## START Input data

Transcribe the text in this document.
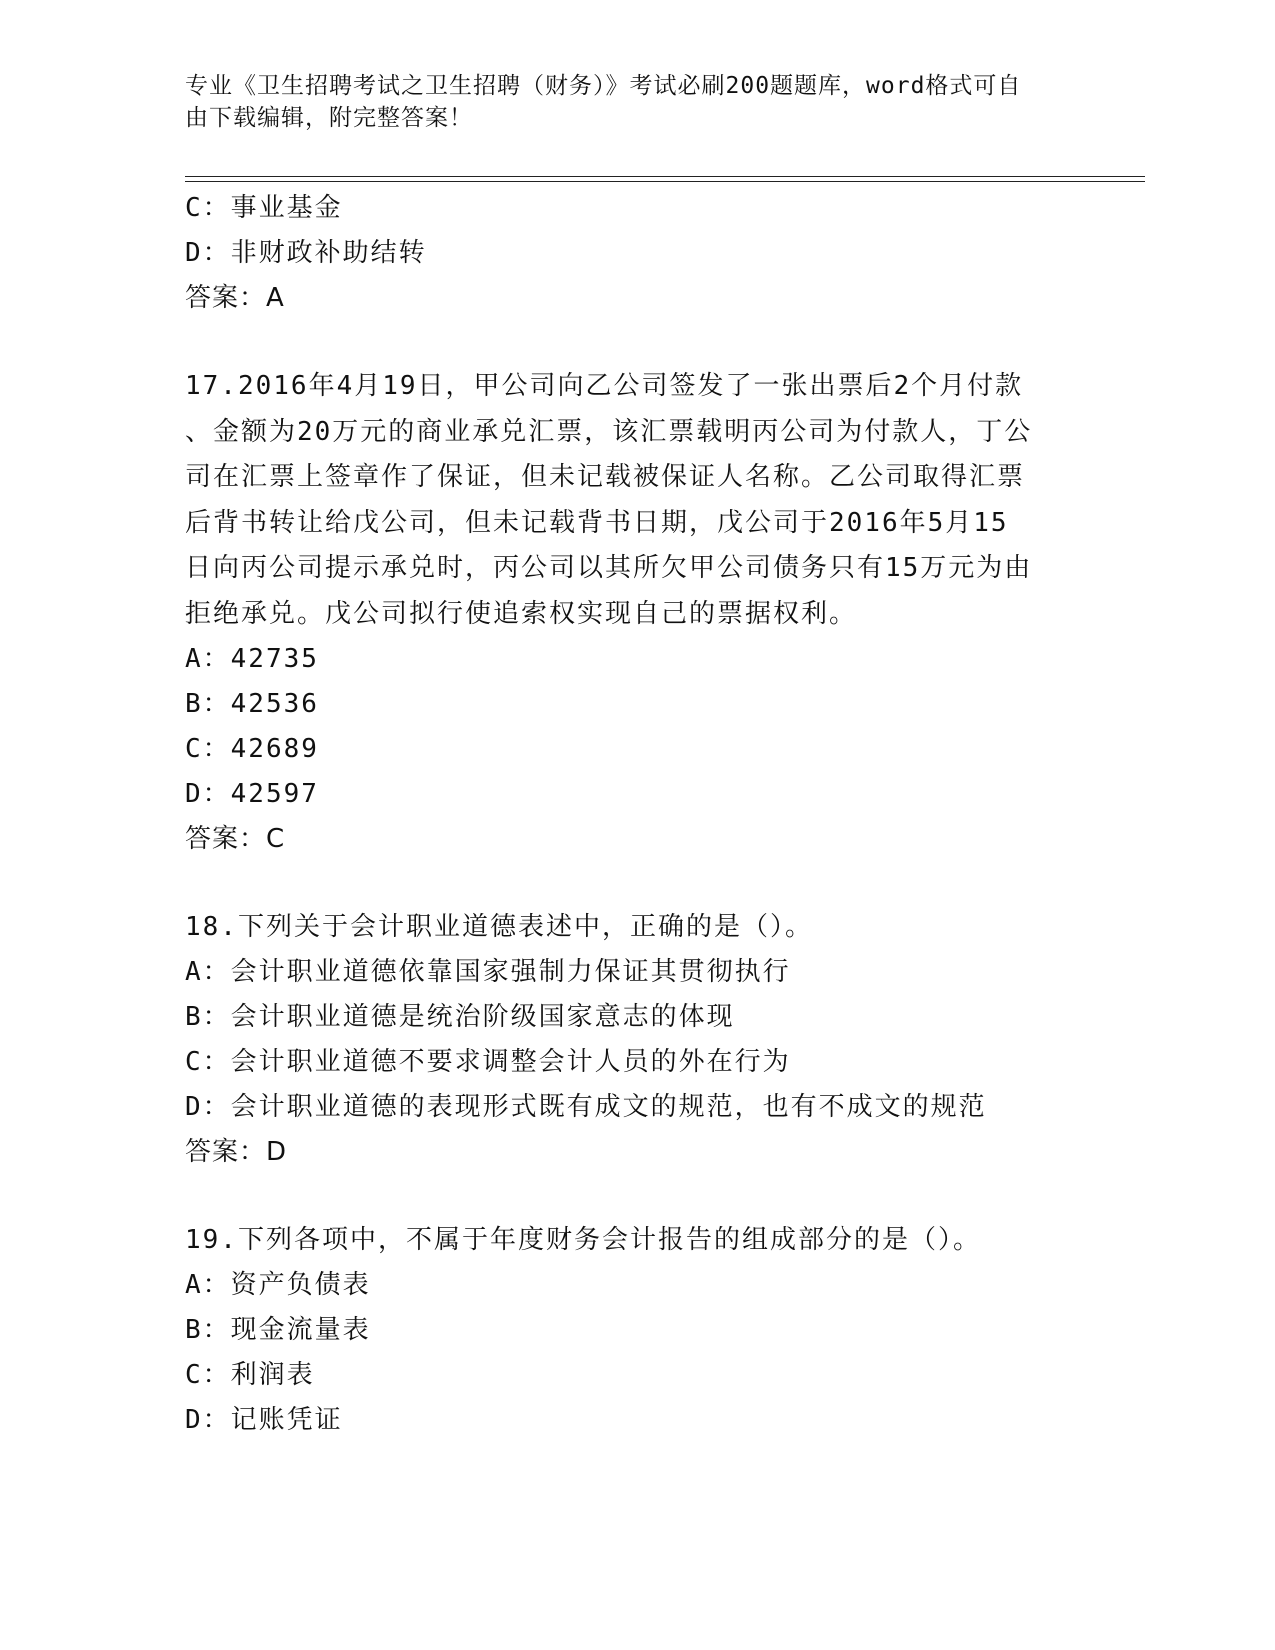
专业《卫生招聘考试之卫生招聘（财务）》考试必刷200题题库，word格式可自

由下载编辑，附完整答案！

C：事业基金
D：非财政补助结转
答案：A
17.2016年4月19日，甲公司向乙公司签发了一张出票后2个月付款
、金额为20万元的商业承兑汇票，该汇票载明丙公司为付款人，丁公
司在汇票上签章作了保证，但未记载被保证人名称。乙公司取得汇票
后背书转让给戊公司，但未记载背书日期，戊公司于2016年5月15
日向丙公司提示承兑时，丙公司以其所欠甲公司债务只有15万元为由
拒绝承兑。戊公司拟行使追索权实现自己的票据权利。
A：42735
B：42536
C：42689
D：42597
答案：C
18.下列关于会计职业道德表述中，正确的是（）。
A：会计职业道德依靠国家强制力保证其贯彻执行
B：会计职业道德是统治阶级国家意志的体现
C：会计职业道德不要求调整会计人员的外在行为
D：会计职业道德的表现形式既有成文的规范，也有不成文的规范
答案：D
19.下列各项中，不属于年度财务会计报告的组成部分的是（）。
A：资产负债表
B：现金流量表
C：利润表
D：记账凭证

## END Input data

Transcribe the listing above verbatim. Omit the pictures.

* **Solution to the exercise**:
Transcribe the text in this document.
专业《卫生招聘考试之卫生招聘（财务）》考试必刷200题题库，word格式可自

由下载编辑，附完整答案！

C：事业基金
D：非财政补助结转
答案：A
17.2016年4月19日，甲公司向乙公司签发了一张出票后2个月付款
、金额为20万元的商业承兑汇票，该汇票载明丙公司为付款人，丁公
司在汇票上签章作了保证，但未记载被保证人名称。乙公司取得汇票
后背书转让给戊公司，但未记载背书日期，戊公司于2016年5月15
日向丙公司提示承兑时，丙公司以其所欠甲公司债务只有15万元为由
拒绝承兑。戊公司拟行使追索权实现自己的票据权利。
A：42735
B：42536
C：42689
D：42597
答案：C
18.下列关于会计职业道德表述中，正确的是（）。
A：会计职业道德依靠国家强制力保证其贯彻执行
B：会计职业道德是统治阶级国家意志的体现
C：会计职业道德不要求调整会计人员的外在行为
D：会计职业道德的表现形式既有成文的规范，也有不成文的规范
答案：D
19.下列各项中，不属于年度财务会计报告的组成部分的是（）。
A：资产负债表
B：现金流量表
C：利润表
D：记账凭证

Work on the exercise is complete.